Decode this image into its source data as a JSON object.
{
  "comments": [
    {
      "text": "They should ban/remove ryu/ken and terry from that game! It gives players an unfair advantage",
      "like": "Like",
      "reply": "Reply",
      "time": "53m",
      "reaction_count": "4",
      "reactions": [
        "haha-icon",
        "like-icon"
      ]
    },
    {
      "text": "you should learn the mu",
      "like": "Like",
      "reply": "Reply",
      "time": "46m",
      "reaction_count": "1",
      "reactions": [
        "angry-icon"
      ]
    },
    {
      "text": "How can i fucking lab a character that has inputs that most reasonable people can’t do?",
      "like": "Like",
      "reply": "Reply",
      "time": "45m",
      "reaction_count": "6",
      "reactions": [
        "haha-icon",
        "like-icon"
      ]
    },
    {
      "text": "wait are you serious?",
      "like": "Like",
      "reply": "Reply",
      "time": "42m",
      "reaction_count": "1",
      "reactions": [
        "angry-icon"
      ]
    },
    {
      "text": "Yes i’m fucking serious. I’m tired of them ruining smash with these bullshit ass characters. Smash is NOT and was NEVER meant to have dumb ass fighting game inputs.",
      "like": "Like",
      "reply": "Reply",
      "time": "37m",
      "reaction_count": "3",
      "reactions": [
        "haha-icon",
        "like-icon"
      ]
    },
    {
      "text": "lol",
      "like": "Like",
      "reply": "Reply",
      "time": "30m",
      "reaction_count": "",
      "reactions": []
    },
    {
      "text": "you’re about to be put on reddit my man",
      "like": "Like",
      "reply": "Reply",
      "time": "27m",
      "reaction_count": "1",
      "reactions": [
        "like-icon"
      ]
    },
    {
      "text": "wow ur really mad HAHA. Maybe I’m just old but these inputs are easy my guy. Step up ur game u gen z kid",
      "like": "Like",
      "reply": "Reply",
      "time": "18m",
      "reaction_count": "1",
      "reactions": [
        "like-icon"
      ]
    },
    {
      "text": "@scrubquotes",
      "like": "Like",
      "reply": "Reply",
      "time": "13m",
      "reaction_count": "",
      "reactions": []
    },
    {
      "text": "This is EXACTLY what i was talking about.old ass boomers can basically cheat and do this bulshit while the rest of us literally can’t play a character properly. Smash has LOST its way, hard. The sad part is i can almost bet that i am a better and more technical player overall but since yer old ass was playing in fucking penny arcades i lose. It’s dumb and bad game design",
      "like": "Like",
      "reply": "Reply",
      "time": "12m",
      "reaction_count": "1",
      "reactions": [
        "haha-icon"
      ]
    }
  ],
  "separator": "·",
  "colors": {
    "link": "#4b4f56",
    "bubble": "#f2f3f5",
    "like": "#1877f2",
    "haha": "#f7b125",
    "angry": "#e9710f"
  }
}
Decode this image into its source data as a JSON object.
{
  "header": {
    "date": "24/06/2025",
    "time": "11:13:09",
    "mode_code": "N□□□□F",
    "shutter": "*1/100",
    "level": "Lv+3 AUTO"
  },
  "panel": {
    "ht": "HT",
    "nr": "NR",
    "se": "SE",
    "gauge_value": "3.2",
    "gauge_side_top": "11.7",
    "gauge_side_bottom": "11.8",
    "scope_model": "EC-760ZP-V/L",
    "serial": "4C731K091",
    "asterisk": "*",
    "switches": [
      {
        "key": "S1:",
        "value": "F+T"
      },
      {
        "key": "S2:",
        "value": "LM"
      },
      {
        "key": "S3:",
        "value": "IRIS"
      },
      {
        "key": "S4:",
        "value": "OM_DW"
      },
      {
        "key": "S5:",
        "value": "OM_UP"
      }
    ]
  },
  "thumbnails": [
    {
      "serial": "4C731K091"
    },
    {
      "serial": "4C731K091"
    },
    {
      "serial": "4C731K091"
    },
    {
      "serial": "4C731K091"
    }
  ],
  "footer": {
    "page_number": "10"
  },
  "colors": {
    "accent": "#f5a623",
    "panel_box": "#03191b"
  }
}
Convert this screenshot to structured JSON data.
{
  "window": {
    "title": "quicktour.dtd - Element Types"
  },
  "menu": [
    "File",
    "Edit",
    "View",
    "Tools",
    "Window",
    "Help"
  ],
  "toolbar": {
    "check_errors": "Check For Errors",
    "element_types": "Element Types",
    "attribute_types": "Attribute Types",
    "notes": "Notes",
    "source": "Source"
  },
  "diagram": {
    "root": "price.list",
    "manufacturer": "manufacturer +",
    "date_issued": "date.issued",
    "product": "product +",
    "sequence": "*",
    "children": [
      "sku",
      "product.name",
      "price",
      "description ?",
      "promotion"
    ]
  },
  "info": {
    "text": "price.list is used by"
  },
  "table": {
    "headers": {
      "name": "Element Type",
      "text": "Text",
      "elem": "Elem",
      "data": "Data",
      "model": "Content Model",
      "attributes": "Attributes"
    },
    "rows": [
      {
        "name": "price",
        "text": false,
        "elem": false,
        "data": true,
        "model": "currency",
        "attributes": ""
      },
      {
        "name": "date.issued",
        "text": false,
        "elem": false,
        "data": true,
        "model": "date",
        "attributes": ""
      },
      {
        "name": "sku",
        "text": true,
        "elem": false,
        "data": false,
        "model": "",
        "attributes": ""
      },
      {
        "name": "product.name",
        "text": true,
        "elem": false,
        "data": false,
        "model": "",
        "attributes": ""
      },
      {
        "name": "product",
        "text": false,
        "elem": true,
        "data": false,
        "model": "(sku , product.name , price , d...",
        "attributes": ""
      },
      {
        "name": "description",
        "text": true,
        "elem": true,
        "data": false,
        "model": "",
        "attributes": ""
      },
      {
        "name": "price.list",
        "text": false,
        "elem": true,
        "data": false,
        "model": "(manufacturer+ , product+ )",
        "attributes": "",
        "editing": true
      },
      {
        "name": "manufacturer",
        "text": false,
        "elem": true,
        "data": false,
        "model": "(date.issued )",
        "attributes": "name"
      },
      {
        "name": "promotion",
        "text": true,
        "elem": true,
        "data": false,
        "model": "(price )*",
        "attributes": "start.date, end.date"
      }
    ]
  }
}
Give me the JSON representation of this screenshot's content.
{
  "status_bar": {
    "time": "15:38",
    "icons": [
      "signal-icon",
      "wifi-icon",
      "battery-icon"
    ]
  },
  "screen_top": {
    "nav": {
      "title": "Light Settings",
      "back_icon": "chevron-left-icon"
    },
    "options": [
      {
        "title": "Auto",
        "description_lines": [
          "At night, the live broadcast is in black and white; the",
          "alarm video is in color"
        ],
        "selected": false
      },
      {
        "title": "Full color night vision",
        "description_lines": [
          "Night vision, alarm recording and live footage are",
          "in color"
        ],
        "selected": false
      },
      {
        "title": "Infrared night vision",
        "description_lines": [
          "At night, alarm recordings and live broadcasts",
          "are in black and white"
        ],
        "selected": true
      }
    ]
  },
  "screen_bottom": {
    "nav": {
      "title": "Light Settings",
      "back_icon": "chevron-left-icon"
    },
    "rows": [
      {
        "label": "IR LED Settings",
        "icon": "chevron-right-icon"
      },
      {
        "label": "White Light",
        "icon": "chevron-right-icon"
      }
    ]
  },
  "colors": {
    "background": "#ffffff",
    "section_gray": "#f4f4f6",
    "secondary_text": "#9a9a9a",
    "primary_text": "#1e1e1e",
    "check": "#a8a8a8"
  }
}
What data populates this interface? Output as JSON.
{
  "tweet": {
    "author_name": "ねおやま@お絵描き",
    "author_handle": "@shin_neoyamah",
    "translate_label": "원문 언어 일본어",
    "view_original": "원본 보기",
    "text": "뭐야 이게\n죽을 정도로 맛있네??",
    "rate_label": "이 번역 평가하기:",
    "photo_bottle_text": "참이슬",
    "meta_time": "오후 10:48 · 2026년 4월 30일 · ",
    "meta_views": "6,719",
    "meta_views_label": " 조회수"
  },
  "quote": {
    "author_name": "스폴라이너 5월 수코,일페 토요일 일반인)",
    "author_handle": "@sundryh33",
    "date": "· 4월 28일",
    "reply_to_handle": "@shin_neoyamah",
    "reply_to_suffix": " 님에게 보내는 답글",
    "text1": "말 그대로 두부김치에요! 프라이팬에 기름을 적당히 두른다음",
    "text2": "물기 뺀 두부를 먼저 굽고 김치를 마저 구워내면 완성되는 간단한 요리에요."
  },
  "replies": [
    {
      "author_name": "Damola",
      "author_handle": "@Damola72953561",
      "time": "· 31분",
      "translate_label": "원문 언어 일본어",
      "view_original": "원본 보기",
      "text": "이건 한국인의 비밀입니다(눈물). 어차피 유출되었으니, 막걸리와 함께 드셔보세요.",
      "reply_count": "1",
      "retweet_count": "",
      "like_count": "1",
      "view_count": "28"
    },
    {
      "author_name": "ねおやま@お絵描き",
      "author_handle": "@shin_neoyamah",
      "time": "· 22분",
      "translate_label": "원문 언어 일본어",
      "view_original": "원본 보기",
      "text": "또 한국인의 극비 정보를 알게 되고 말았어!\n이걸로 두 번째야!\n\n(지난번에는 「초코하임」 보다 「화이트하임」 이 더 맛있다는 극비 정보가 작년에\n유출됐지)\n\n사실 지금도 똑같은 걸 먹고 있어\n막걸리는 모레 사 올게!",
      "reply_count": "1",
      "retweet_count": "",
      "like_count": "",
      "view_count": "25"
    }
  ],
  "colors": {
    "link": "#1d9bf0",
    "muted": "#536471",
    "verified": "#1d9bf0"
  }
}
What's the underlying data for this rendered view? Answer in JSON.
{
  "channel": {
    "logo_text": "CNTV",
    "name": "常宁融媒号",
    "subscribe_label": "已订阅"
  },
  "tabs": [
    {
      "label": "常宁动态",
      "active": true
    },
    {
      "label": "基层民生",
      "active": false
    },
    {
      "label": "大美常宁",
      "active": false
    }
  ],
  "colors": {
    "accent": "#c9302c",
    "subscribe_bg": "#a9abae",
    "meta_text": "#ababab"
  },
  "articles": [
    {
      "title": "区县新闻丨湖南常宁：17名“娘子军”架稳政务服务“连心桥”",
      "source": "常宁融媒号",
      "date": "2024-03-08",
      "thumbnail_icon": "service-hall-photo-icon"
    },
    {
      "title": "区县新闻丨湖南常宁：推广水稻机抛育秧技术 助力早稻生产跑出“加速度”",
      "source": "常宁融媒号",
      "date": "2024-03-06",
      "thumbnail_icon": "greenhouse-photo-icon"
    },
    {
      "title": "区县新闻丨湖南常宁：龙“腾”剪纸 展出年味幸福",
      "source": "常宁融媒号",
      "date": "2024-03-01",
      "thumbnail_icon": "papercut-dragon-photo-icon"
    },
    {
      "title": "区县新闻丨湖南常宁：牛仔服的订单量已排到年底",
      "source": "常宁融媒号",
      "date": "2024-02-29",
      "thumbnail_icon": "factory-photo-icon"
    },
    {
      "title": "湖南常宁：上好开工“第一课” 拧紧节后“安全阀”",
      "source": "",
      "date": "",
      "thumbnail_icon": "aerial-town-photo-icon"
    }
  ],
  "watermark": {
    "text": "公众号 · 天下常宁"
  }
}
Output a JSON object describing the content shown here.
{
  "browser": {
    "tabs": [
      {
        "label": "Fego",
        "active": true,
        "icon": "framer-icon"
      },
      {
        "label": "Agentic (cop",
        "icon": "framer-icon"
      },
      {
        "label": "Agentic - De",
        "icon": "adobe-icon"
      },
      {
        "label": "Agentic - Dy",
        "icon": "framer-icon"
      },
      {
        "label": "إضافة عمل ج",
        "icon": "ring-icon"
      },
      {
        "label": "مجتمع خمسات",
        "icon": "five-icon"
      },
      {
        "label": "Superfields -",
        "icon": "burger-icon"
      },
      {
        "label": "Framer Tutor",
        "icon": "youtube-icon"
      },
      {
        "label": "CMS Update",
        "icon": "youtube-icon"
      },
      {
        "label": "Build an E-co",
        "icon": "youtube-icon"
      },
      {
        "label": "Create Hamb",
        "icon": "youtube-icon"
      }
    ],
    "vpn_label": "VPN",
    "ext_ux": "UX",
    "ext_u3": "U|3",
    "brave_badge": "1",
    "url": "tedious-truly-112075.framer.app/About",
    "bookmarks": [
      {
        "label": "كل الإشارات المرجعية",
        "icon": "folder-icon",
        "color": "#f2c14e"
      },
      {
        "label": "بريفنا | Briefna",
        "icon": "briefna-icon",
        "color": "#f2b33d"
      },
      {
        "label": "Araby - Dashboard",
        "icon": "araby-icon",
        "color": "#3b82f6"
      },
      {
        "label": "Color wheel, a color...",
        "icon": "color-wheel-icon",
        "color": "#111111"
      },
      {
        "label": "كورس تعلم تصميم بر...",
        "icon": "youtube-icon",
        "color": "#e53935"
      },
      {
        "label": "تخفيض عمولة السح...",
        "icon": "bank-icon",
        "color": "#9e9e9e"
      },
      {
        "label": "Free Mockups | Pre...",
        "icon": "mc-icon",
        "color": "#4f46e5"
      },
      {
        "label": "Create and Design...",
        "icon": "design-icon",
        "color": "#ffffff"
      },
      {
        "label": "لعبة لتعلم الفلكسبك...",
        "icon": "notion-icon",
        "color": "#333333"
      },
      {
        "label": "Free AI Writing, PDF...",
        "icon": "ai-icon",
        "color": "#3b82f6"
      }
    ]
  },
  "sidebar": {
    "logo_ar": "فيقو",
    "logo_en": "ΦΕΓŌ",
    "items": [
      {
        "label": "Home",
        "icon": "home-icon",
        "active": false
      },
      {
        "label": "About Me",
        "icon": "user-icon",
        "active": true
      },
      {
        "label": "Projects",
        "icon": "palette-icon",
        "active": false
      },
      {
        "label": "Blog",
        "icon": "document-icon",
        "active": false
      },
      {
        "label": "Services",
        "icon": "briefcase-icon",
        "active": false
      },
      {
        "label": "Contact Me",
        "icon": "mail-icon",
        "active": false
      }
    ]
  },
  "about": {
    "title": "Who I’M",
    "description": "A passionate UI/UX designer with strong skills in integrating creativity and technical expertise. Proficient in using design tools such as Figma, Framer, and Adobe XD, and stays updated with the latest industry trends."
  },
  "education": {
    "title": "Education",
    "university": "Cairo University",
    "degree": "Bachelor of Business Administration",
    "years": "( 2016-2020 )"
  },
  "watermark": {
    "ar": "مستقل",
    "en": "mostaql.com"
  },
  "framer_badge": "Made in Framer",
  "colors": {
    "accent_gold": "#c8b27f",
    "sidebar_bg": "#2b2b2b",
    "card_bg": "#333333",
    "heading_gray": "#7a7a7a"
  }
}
#####
Aim of the exercise: For each line of the listing that holds the word "black", show that line.

Right answer:
          "At night, the live broadcast is in black and white; the",
          "are in black and white"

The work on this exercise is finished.